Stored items

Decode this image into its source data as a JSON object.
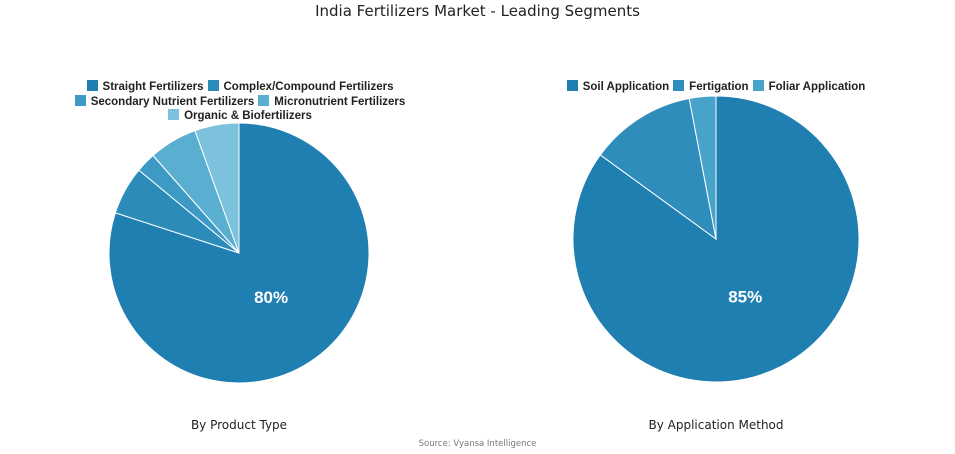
{
  "title": "India Fertilizers Market - Leading Segments",
  "source": "Source: Vyansa Intelligence",
  "chart_data": [
    {
      "type": "pie",
      "title": "By Product Type",
      "categories": [
        "Straight Fertilizers",
        "Complex/Compound Fertilizers",
        "Secondary Nutrient Fertilizers",
        "Micronutrient Fertilizers",
        "Organic & Biofertilizers"
      ],
      "values": [
        80,
        6,
        2.5,
        6,
        5.5
      ],
      "colors": [
        "#1f7fb0",
        "#2b8cba",
        "#3d9ac4",
        "#5aaed0",
        "#7cc2dc"
      ],
      "data_labels": [
        "80%",
        "",
        "",
        "",
        ""
      ],
      "legend_position": "top"
    },
    {
      "type": "pie",
      "title": "By Application Method",
      "categories": [
        "Soil Application",
        "Fertigation",
        "Foliar Application"
      ],
      "values": [
        85,
        12,
        3
      ],
      "colors": [
        "#1f7fb0",
        "#2e8dba",
        "#47a3c9"
      ],
      "data_labels": [
        "85%",
        "",
        ""
      ],
      "legend_position": "top"
    }
  ],
  "legend_left": {
    "rows": [
      [
        {
          "label": "Straight Fertilizers",
          "idx": 0
        },
        {
          "label": "Complex/Compound Fertilizers",
          "idx": 1
        }
      ],
      [
        {
          "label": "Secondary Nutrient Fertilizers",
          "idx": 2
        },
        {
          "label": "Micronutrient Fertilizers",
          "idx": 3
        }
      ],
      [
        {
          "label": "Organic & Biofertilizers",
          "idx": 4
        }
      ]
    ]
  },
  "legend_right": {
    "rows": [
      [
        {
          "label": "Soil Application",
          "idx": 0
        },
        {
          "label": "Fertigation",
          "idx": 1
        },
        {
          "label": "Foliar Application",
          "idx": 2
        }
      ]
    ]
  }
}
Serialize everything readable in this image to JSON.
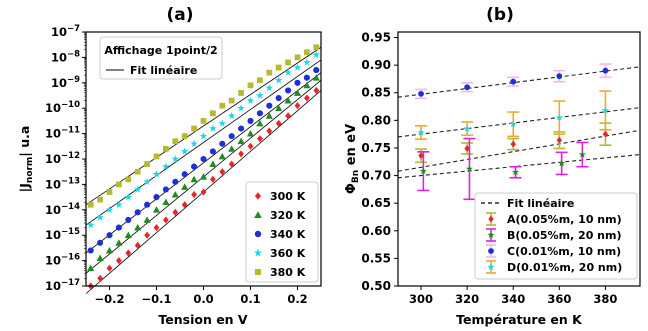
{
  "chart_data": [
    {
      "type": "scatter",
      "panel_label": "(a)",
      "xlabel": "Tension en V",
      "ylabel": "|J_norm| u.a",
      "ylabel_main": "|J",
      "ylabel_sub": "norm",
      "ylabel_tail": "| u.a",
      "xlim": [
        -0.25,
        0.25
      ],
      "ylim_log10": [
        -17,
        -7
      ],
      "yscale": "log",
      "grid": false,
      "xticks": [
        -0.2,
        -0.1,
        0.0,
        0.1,
        0.2
      ],
      "xtick_labels": [
        "−0.2",
        "−0.1",
        "0.0",
        "0.1",
        "0.2"
      ],
      "yticks_log10": [
        -17,
        -16,
        -15,
        -14,
        -13,
        -12,
        -11,
        -10,
        -9,
        -8,
        -7
      ],
      "ytick_base": "10",
      "ytick_exponents": [
        "−17",
        "−16",
        "−15",
        "−14",
        "−13",
        "−12",
        "−11",
        "−10",
        "−9",
        "−8",
        "−7"
      ],
      "info_box": {
        "title": "Affichage 1point/2",
        "fit_label": "Fit linéaire",
        "position": "top-left"
      },
      "legend_position": "bottom-right",
      "x": [
        -0.24,
        -0.22,
        -0.2,
        -0.18,
        -0.16,
        -0.14,
        -0.12,
        -0.1,
        -0.08,
        -0.06,
        -0.04,
        -0.02,
        0.0,
        0.02,
        0.04,
        0.06,
        0.08,
        0.1,
        0.12,
        0.14,
        0.16,
        0.18,
        0.2,
        0.22,
        0.24
      ],
      "series": [
        {
          "name": "300 K",
          "marker": "diamond",
          "color": "#e8262a",
          "fit_log10_at_xmin": -17.3,
          "fit_log10_at_xmax": -9.3,
          "log10_y": [
            -17.0,
            -16.7,
            -16.3,
            -16.0,
            -15.7,
            -15.4,
            -15.0,
            -14.7,
            -14.4,
            -14.1,
            -13.8,
            -13.4,
            -13.3,
            -12.8,
            -12.5,
            -12.2,
            -11.8,
            -11.5,
            -11.2,
            -10.9,
            -10.6,
            -10.3,
            -9.9,
            -9.6,
            -9.3
          ]
        },
        {
          "name": "320 K",
          "marker": "triangle",
          "color": "#218a21",
          "fit_log10_at_xmin": -16.5,
          "fit_log10_at_xmax": -8.9,
          "log10_y": [
            -16.3,
            -15.9,
            -15.6,
            -15.3,
            -15.0,
            -14.7,
            -14.4,
            -14.0,
            -13.7,
            -13.4,
            -13.1,
            -12.8,
            -12.7,
            -12.2,
            -11.9,
            -11.6,
            -11.3,
            -11.0,
            -10.6,
            -10.3,
            -10.0,
            -9.7,
            -9.4,
            -9.1,
            -8.8
          ]
        },
        {
          "name": "340 K",
          "marker": "circle",
          "color": "#1f2fd6",
          "fit_log10_at_xmin": -15.7,
          "fit_log10_at_xmax": -8.6,
          "log10_y": [
            -15.6,
            -15.3,
            -15.0,
            -14.7,
            -14.4,
            -14.1,
            -13.8,
            -13.5,
            -13.2,
            -12.9,
            -12.6,
            -12.3,
            -12.0,
            -11.7,
            -11.4,
            -11.1,
            -10.8,
            -10.5,
            -10.2,
            -9.9,
            -9.6,
            -9.3,
            -9.0,
            -8.8,
            -8.5
          ]
        },
        {
          "name": "360 K",
          "marker": "star",
          "color": "#1ad7e8",
          "fit_log10_at_xmin": -14.6,
          "fit_log10_at_xmax": -8.1,
          "log10_y": [
            -14.6,
            -14.3,
            -14.0,
            -13.8,
            -13.5,
            -13.2,
            -12.9,
            -12.6,
            -12.3,
            -12.0,
            -11.7,
            -11.4,
            -11.1,
            -10.8,
            -10.6,
            -10.3,
            -10.0,
            -9.7,
            -9.5,
            -9.2,
            -8.9,
            -8.6,
            -8.4,
            -8.2,
            -7.9
          ]
        },
        {
          "name": "380 K",
          "marker": "square",
          "color": "#b8b832",
          "fit_log10_at_xmin": -13.8,
          "fit_log10_at_xmax": -7.6,
          "log10_y": [
            -13.8,
            -13.6,
            -13.3,
            -13.0,
            -12.8,
            -12.5,
            -12.2,
            -11.9,
            -11.6,
            -11.3,
            -11.1,
            -10.8,
            -10.5,
            -10.2,
            -9.9,
            -9.7,
            -9.4,
            -9.1,
            -8.9,
            -8.6,
            -8.4,
            -8.2,
            -8.0,
            -7.8,
            -7.6
          ]
        }
      ]
    },
    {
      "type": "scatter",
      "panel_label": "(b)",
      "xlabel": "Température en K",
      "ylabel": "Φ_Bn en eV",
      "ylabel_main": "Φ",
      "ylabel_sub": "Bn",
      "ylabel_tail": " en eV",
      "xlim": [
        290,
        395
      ],
      "ylim": [
        0.5,
        0.96
      ],
      "grid": false,
      "xticks": [
        300,
        320,
        340,
        360,
        380
      ],
      "xtick_labels": [
        "300",
        "320",
        "340",
        "360",
        "380"
      ],
      "yticks": [
        0.5,
        0.55,
        0.6,
        0.65,
        0.7,
        0.75,
        0.8,
        0.85,
        0.9,
        0.95
      ],
      "ytick_labels": [
        "0.50",
        "0.55",
        "0.60",
        "0.65",
        "0.70",
        "0.75",
        "0.80",
        "0.85",
        "0.90",
        "0.95"
      ],
      "legend_position": "bottom-right",
      "fit_legend_label": "Fit linéaire",
      "fit_x_range": [
        290,
        395
      ],
      "series": [
        {
          "name": "A(0.05%m, 10 nm)",
          "marker": "diamond",
          "color": "#e8262a",
          "errcolor": "#b8b832",
          "x": [
            300,
            320,
            340,
            360,
            380
          ],
          "y": [
            0.736,
            0.749,
            0.757,
            0.764,
            0.775
          ],
          "err": [
            0.012,
            0.01,
            0.01,
            0.015,
            0.02
          ],
          "fit": [
            0.708,
            0.782
          ]
        },
        {
          "name": "B(0.05%m, 20 nm)",
          "marker": "star",
          "color": "#218a21",
          "errcolor": "#e020e0",
          "x": [
            301,
            321,
            341,
            361,
            370
          ],
          "y": [
            0.708,
            0.712,
            0.706,
            0.722,
            0.738
          ],
          "err": [
            0.035,
            0.055,
            0.01,
            0.02,
            0.022
          ],
          "fit": [
            0.696,
            0.738
          ]
        },
        {
          "name": "C(0.01%m, 10 nm)",
          "marker": "circle",
          "color": "#1f2fd6",
          "errcolor": "#f4b8e8",
          "x": [
            300,
            320,
            340,
            360,
            380
          ],
          "y": [
            0.848,
            0.86,
            0.87,
            0.88,
            0.89
          ],
          "err": [
            0.008,
            0.008,
            0.008,
            0.01,
            0.012
          ],
          "fit": [
            0.842,
            0.897
          ]
        },
        {
          "name": "D(0.01%m, 20 nm)",
          "marker": "star",
          "color": "#1ad7e8",
          "errcolor": "#f0a830",
          "x": [
            300,
            320,
            340,
            360,
            380
          ],
          "y": [
            0.778,
            0.785,
            0.793,
            0.805,
            0.818
          ],
          "err": [
            0.012,
            0.012,
            0.022,
            0.03,
            0.035
          ],
          "fit": [
            0.77,
            0.823
          ]
        }
      ]
    }
  ]
}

Instruction: State the number of lines above that hold the string "name", with nothing added.

Exercise answer: 9